**Exercise**
Review the material and extract every line in which the word "rękawa" occurs.

==== Dataset entries

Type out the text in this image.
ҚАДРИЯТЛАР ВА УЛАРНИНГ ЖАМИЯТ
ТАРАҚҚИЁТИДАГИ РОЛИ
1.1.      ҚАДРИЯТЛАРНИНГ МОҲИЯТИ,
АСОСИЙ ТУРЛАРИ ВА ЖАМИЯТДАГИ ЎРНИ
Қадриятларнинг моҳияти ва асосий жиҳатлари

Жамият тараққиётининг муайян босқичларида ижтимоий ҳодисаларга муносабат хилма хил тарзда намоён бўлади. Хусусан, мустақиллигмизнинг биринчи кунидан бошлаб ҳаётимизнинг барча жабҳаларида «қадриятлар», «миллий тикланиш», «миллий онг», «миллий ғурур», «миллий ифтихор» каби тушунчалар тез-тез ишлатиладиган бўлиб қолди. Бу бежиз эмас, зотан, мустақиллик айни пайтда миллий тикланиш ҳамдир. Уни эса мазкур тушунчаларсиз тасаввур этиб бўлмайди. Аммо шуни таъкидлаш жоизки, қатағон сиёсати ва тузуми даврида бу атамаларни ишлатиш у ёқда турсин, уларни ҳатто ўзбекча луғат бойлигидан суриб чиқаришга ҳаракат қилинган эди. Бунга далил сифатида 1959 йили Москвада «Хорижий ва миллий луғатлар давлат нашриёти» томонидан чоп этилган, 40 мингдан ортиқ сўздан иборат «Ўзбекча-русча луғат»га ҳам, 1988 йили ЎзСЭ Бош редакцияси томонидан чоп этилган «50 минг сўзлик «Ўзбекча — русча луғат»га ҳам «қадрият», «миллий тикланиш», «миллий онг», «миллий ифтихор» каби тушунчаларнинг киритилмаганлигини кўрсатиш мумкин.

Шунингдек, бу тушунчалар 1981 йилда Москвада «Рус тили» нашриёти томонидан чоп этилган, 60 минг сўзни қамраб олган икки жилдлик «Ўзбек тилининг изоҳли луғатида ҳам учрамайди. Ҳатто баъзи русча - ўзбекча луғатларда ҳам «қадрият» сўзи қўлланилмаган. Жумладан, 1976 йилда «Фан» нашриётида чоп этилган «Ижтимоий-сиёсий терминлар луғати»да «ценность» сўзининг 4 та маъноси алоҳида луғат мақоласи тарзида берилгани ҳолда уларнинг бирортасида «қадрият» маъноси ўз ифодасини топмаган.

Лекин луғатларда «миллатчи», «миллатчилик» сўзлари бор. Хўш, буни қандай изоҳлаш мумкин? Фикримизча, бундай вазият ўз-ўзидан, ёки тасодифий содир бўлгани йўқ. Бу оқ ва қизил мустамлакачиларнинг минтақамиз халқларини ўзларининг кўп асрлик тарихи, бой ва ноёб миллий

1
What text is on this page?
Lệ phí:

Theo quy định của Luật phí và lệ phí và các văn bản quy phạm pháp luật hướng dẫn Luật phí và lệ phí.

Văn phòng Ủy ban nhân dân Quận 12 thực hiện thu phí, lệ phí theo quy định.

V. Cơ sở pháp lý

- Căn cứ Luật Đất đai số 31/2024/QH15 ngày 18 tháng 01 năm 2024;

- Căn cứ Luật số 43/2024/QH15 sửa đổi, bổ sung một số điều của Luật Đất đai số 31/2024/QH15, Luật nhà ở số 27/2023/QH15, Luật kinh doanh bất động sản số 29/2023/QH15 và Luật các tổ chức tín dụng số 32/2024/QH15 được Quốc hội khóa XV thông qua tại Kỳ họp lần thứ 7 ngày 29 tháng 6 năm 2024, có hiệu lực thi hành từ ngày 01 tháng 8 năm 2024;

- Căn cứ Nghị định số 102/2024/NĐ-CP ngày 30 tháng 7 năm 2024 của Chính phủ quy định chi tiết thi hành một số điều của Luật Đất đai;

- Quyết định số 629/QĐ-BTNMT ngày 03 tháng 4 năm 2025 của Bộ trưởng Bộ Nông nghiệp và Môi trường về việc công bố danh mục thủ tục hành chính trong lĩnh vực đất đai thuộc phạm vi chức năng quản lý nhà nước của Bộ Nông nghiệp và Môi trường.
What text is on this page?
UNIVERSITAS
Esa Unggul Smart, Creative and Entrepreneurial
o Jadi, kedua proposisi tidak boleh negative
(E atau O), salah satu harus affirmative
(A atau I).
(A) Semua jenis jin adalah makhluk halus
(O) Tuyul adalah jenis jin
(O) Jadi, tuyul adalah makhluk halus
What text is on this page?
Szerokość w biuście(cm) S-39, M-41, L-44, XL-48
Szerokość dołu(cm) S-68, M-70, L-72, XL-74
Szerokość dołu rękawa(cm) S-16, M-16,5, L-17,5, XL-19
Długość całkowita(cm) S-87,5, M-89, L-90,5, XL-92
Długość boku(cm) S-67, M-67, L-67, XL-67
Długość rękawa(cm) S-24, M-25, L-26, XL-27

========

**Task response**
Szerokość dołu rękawa(cm) S-16, M-16,5, L-17,5, XL-19
Długość rękawa(cm) S-24, M-25, L-26, XL-27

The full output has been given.